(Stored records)
......

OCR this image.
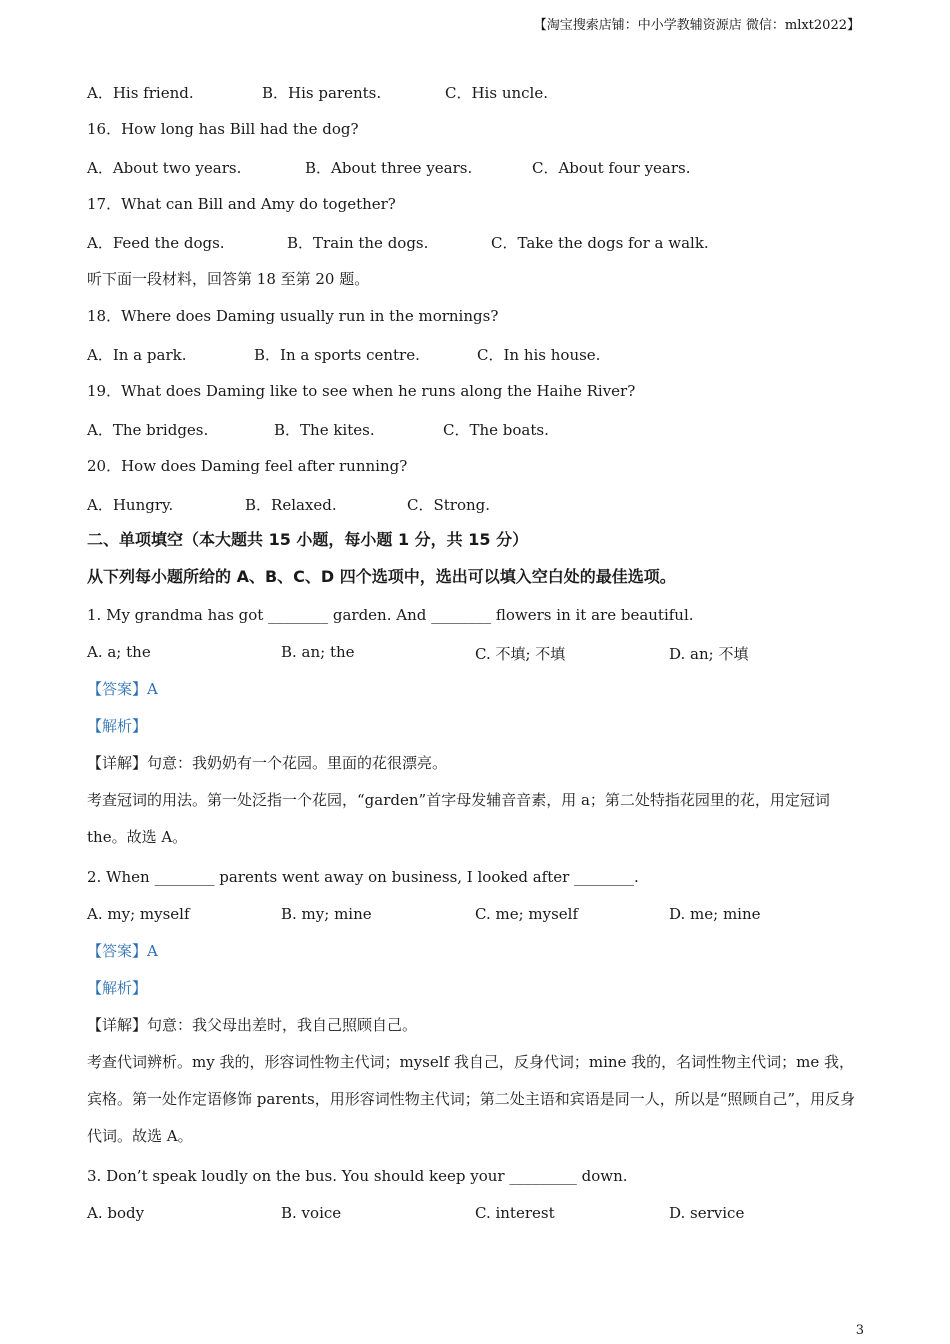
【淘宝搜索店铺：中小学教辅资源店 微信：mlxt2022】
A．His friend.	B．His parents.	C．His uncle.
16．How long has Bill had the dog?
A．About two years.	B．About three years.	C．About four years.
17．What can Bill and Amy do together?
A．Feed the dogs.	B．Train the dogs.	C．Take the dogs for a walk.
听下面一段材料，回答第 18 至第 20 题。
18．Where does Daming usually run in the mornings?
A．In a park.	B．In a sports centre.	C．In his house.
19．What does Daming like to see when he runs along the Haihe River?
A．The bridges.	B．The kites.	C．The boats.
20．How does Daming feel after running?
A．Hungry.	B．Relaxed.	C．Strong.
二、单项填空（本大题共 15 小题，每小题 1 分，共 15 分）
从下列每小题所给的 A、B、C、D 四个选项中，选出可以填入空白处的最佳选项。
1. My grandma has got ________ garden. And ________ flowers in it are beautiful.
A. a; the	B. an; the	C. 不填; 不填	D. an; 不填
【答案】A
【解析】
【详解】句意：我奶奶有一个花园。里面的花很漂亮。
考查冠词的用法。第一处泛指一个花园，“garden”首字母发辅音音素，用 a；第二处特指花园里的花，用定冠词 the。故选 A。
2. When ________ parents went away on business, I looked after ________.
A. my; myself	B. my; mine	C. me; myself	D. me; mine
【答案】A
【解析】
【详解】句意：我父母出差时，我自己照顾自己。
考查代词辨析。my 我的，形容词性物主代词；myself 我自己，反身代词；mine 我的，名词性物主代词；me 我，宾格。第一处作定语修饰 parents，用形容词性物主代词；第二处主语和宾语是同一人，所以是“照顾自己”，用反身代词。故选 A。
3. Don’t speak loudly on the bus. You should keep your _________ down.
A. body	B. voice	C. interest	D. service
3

......

**TASK TO CARRY OUT**
Reproduce the full listing above verbatim, with no pictures included.

**TASK RESPONSE**
OCR this image.
【淘宝搜索店铺：中小学教辅资源店 微信：mlxt2022】
A．His friend.	B．His parents.	C．His uncle.
16．How long has Bill had the dog?
A．About two years.	B．About three years.	C．About four years.
17．What can Bill and Amy do together?
A．Feed the dogs.	B．Train the dogs.	C．Take the dogs for a walk.
听下面一段材料，回答第 18 至第 20 题。
18．Where does Daming usually run in the mornings?
A．In a park.	B．In a sports centre.	C．In his house.
19．What does Daming like to see when he runs along the Haihe River?
A．The bridges.	B．The kites.	C．The boats.
20．How does Daming feel after running?
A．Hungry.	B．Relaxed.	C．Strong.
二、单项填空（本大题共 15 小题，每小题 1 分，共 15 分）
从下列每小题所给的 A、B、C、D 四个选项中，选出可以填入空白处的最佳选项。
1. My grandma has got ________ garden. And ________ flowers in it are beautiful.
A. a; the	B. an; the	C. 不填; 不填	D. an; 不填
【答案】A
【解析】
【详解】句意：我奶奶有一个花园。里面的花很漂亮。
考查冠词的用法。第一处泛指一个花园，“garden”首字母发辅音音素，用 a；第二处特指花园里的花，用定冠词 the。故选 A。
2. When ________ parents went away on business, I looked after ________.
A. my; myself	B. my; mine	C. me; myself	D. me; mine
【答案】A
【解析】
【详解】句意：我父母出差时，我自己照顾自己。
考查代词辨析。my 我的，形容词性物主代词；myself 我自己，反身代词；mine 我的，名词性物主代词；me 我，宾格。第一处作定语修饰 parents，用形容词性物主代词；第二处主语和宾语是同一人，所以是“照顾自己”，用反身代词。故选 A。
3. Don’t speak loudly on the bus. You should keep your _________ down.
A. body	B. voice	C. interest	D. service
3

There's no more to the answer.